_What is expected_
Identify and reproduce every line holding the string "source".

Excerpt from a dataset
** start **

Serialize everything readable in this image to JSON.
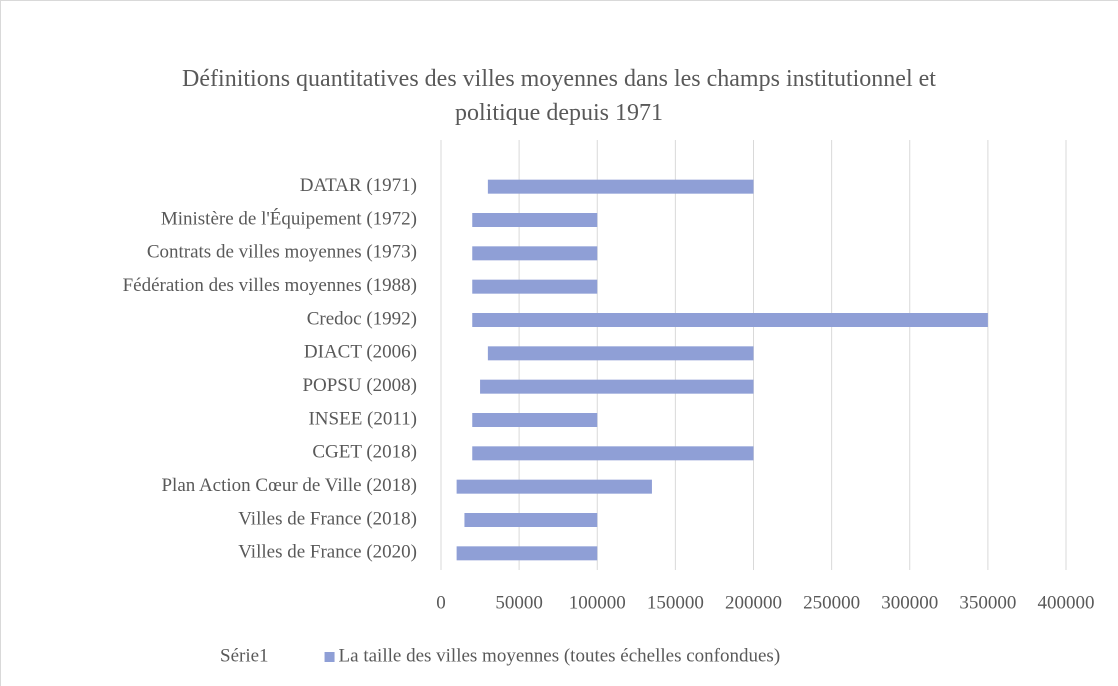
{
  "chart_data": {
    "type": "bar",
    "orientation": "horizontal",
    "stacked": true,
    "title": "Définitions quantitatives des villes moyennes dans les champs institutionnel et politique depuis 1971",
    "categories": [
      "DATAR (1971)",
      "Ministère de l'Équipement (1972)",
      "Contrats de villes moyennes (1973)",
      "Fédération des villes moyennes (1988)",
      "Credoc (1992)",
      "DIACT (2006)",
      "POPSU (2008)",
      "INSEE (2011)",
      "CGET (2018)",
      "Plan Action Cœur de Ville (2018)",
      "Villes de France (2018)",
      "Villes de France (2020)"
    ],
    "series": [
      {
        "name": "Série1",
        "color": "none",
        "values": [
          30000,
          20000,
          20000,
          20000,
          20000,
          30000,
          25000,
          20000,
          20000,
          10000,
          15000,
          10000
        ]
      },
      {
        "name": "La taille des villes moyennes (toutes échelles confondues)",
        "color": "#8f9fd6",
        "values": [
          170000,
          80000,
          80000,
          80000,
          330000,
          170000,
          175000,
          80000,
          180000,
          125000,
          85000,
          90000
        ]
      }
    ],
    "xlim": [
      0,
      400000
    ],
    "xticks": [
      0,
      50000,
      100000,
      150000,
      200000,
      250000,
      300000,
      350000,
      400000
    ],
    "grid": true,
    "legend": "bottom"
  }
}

** end **
** start **

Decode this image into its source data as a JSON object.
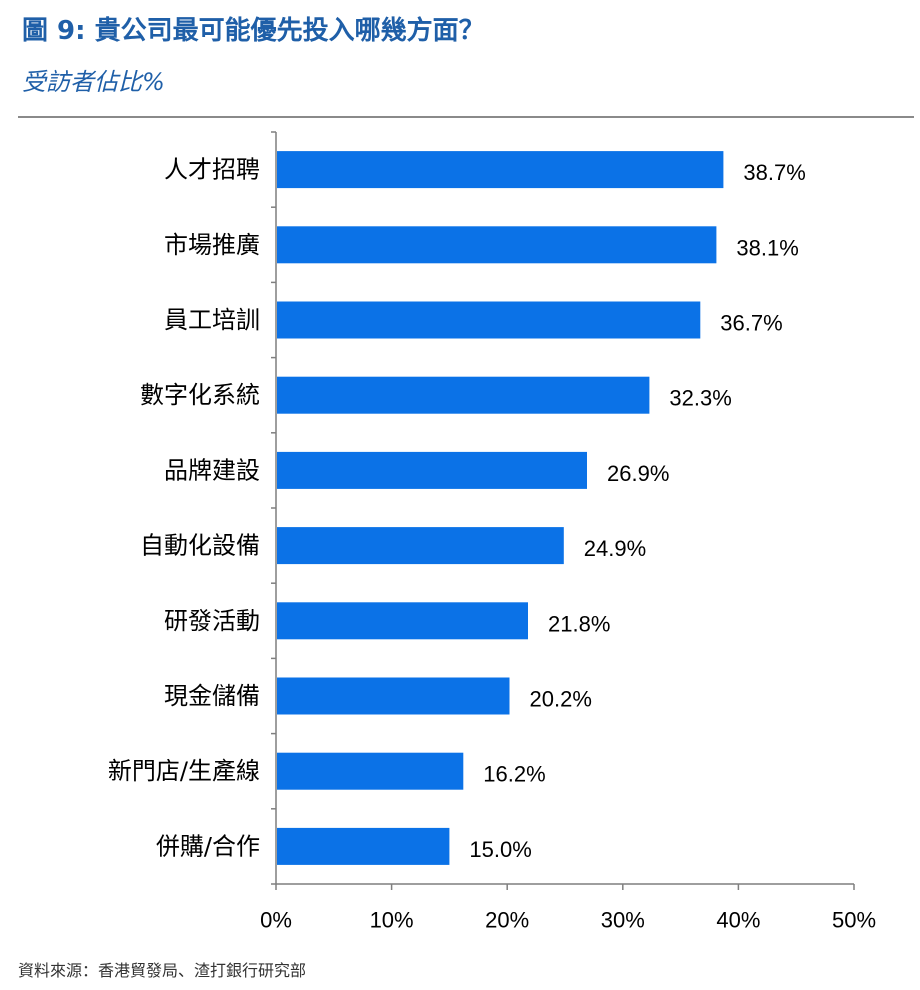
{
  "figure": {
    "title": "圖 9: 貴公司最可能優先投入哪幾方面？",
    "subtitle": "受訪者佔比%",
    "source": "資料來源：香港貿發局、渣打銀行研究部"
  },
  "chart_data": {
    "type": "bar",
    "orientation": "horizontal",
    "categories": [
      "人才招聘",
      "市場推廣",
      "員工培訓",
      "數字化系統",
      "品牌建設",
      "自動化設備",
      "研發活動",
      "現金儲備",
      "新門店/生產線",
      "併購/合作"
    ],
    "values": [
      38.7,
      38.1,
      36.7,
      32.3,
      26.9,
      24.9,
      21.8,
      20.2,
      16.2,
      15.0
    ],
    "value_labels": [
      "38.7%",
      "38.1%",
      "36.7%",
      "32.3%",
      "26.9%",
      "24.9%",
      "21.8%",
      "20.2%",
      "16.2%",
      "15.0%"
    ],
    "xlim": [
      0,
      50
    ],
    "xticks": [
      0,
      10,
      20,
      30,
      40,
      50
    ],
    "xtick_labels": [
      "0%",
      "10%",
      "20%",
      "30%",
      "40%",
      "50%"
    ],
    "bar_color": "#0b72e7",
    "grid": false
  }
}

** end **

_Exercise response_
Decode this image into its source data as a JSON object.
    "source": "資料來源：香港貿發局、渣打銀行研究部"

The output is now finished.